### [GIVEN INSTRUCTION]
Each line that holds the string "strike" counts once; say how many such lines there are and add nothing.

### [INPUT DATA]
..........

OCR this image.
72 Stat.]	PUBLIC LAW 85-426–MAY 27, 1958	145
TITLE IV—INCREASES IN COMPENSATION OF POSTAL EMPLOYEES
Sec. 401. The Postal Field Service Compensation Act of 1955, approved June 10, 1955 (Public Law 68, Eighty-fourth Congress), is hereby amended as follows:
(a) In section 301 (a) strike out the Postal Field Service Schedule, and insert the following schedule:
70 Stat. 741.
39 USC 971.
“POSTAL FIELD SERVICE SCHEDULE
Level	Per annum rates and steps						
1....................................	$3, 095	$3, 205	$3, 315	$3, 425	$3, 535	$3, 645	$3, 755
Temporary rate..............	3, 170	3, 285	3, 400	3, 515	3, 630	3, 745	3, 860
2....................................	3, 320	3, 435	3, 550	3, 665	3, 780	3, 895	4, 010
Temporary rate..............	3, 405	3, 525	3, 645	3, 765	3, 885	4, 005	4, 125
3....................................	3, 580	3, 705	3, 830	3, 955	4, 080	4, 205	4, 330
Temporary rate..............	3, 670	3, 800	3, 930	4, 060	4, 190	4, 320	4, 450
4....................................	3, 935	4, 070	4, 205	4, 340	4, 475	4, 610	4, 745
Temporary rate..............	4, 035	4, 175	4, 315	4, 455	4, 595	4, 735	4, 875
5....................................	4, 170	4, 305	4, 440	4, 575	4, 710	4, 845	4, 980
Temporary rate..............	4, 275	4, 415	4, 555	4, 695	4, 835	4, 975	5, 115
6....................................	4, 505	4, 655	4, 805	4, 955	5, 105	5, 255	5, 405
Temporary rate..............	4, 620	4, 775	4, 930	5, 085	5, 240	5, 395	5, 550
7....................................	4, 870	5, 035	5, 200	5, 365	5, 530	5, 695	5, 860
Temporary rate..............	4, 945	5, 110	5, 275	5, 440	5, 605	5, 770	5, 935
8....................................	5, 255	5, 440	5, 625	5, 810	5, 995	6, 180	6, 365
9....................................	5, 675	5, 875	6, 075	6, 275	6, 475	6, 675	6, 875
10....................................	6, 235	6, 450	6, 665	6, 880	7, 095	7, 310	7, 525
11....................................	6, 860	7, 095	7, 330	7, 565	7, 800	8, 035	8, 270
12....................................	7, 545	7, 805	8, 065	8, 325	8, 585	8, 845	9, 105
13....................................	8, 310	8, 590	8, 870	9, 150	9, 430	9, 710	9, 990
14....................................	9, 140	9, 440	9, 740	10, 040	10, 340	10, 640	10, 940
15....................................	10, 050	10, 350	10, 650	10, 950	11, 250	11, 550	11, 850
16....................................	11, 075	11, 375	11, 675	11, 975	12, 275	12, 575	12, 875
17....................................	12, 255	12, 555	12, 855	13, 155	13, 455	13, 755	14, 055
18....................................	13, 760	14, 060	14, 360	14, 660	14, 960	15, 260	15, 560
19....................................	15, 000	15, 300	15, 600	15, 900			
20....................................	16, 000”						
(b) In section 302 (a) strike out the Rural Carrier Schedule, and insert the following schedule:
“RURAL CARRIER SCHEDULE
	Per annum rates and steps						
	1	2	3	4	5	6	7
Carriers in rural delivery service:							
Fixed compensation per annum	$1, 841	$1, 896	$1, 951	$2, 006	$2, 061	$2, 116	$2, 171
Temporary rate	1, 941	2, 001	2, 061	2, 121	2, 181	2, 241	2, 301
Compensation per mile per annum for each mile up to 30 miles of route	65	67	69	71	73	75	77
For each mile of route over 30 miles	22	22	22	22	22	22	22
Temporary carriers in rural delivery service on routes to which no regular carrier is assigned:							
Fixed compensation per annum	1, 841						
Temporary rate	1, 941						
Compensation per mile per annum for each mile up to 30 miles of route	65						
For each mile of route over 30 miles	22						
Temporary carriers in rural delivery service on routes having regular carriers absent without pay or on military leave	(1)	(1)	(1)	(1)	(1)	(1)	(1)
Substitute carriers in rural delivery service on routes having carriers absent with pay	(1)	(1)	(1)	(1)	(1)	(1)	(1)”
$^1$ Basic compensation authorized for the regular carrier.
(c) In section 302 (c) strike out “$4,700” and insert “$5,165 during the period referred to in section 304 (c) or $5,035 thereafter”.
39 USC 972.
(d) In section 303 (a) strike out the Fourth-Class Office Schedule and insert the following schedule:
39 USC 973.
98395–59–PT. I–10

..........

### [TASK OUTPUT]
4